* [Dataset items]:
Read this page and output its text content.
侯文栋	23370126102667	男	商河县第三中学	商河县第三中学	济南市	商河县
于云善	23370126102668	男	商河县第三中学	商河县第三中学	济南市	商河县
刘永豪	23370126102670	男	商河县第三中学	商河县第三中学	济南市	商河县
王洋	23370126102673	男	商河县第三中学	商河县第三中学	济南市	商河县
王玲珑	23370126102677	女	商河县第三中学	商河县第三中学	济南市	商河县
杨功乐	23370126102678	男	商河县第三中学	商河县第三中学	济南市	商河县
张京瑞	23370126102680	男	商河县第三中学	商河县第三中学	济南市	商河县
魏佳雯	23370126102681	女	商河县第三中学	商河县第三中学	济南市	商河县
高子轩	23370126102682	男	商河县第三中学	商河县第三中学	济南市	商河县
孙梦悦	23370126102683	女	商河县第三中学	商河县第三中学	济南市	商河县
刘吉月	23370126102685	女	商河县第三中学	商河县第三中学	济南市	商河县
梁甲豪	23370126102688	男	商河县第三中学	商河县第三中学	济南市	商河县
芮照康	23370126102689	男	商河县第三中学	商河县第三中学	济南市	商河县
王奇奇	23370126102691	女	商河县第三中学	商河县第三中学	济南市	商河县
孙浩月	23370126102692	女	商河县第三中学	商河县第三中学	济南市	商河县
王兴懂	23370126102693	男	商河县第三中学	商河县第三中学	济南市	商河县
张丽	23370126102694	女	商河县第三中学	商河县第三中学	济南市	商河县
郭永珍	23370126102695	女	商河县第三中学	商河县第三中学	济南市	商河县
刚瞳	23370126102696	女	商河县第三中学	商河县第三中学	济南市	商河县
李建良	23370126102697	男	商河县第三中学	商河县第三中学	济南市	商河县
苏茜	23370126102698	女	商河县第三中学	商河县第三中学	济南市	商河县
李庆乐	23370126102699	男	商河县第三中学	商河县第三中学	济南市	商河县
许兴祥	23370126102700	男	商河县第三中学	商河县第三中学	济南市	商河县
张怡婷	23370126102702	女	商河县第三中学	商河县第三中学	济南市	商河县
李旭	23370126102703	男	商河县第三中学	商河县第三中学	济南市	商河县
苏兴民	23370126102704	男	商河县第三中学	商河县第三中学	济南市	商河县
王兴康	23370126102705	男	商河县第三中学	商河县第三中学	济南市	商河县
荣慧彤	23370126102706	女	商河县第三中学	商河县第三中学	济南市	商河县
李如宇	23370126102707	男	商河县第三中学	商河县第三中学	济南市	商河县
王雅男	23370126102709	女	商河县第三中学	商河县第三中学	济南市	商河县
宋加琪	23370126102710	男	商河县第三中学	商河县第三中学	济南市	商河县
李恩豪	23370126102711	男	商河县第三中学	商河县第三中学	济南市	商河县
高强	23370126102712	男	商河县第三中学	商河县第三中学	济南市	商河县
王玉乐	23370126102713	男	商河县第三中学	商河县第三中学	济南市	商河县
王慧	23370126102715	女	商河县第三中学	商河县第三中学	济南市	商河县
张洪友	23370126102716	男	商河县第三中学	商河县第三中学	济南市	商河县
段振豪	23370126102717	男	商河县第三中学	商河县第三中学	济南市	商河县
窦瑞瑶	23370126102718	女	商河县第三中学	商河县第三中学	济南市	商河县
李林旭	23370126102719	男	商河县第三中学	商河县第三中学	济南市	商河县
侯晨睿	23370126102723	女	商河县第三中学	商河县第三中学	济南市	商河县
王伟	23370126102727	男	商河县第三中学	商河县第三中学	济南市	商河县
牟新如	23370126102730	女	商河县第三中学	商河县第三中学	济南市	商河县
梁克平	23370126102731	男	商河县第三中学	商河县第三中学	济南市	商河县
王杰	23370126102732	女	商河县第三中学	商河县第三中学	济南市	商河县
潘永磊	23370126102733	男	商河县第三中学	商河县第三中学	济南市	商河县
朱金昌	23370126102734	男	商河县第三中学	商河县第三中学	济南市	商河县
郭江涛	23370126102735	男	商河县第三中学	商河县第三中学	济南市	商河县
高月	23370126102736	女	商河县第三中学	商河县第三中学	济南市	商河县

* [TASK PROMPT]: Each entry above is to be set down again in exactly the same words.

* [RIGHT ANSWER]:
Read this page and output its text content.
侯文栋	23370126102667	男	商河县第三中学	商河县第三中学	济南市	商河县
于云善	23370126102668	男	商河县第三中学	商河县第三中学	济南市	商河县
刘永豪	23370126102670	男	商河县第三中学	商河县第三中学	济南市	商河县
王洋	23370126102673	男	商河县第三中学	商河县第三中学	济南市	商河县
王玲珑	23370126102677	女	商河县第三中学	商河县第三中学	济南市	商河县
杨功乐	23370126102678	男	商河县第三中学	商河县第三中学	济南市	商河县
张京瑞	23370126102680	男	商河县第三中学	商河县第三中学	济南市	商河县
魏佳雯	23370126102681	女	商河县第三中学	商河县第三中学	济南市	商河县
高子轩	23370126102682	男	商河县第三中学	商河县第三中学	济南市	商河县
孙梦悦	23370126102683	女	商河县第三中学	商河县第三中学	济南市	商河县
刘吉月	23370126102685	女	商河县第三中学	商河县第三中学	济南市	商河县
梁甲豪	23370126102688	男	商河县第三中学	商河县第三中学	济南市	商河县
芮照康	23370126102689	男	商河县第三中学	商河县第三中学	济南市	商河县
王奇奇	23370126102691	女	商河县第三中学	商河县第三中学	济南市	商河县
孙浩月	23370126102692	女	商河县第三中学	商河县第三中学	济南市	商河县
王兴懂	23370126102693	男	商河县第三中学	商河县第三中学	济南市	商河县
张丽	23370126102694	女	商河县第三中学	商河县第三中学	济南市	商河县
郭永珍	23370126102695	女	商河县第三中学	商河县第三中学	济南市	商河县
刚瞳	23370126102696	女	商河县第三中学	商河县第三中学	济南市	商河县
李建良	23370126102697	男	商河县第三中学	商河县第三中学	济南市	商河县
苏茜	23370126102698	女	商河县第三中学	商河县第三中学	济南市	商河县
李庆乐	23370126102699	男	商河县第三中学	商河县第三中学	济南市	商河县
许兴祥	23370126102700	男	商河县第三中学	商河县第三中学	济南市	商河县
张怡婷	23370126102702	女	商河县第三中学	商河县第三中学	济南市	商河县
李旭	23370126102703	男	商河县第三中学	商河县第三中学	济南市	商河县
苏兴民	23370126102704	男	商河县第三中学	商河县第三中学	济南市	商河县
王兴康	23370126102705	男	商河县第三中学	商河县第三中学	济南市	商河县
荣慧彤	23370126102706	女	商河县第三中学	商河县第三中学	济南市	商河县
李如宇	23370126102707	男	商河县第三中学	商河县第三中学	济南市	商河县
王雅男	23370126102709	女	商河县第三中学	商河县第三中学	济南市	商河县
宋加琪	23370126102710	男	商河县第三中学	商河县第三中学	济南市	商河县
李恩豪	23370126102711	男	商河县第三中学	商河县第三中学	济南市	商河县
高强	23370126102712	男	商河县第三中学	商河县第三中学	济南市	商河县
王玉乐	23370126102713	男	商河县第三中学	商河县第三中学	济南市	商河县
王慧	23370126102715	女	商河县第三中学	商河县第三中学	济南市	商河县
张洪友	23370126102716	男	商河县第三中学	商河县第三中学	济南市	商河县
段振豪	23370126102717	男	商河县第三中学	商河县第三中学	济南市	商河县
窦瑞瑶	23370126102718	女	商河县第三中学	商河县第三中学	济南市	商河县
李林旭	23370126102719	男	商河县第三中学	商河县第三中学	济南市	商河县
侯晨睿	23370126102723	女	商河县第三中学	商河县第三中学	济南市	商河县
王伟	23370126102727	男	商河县第三中学	商河县第三中学	济南市	商河县
牟新如	23370126102730	女	商河县第三中学	商河县第三中学	济南市	商河县
梁克平	23370126102731	男	商河县第三中学	商河县第三中学	济南市	商河县
王杰	23370126102732	女	商河县第三中学	商河县第三中学	济南市	商河县
潘永磊	23370126102733	男	商河县第三中学	商河县第三中学	济南市	商河县
朱金昌	23370126102734	男	商河县第三中学	商河县第三中学	济南市	商河县
郭江涛	23370126102735	男	商河县第三中学	商河县第三中学	济南市	商河县
高月	23370126102736	女	商河县第三中学	商河县第三中学	济南市	商河县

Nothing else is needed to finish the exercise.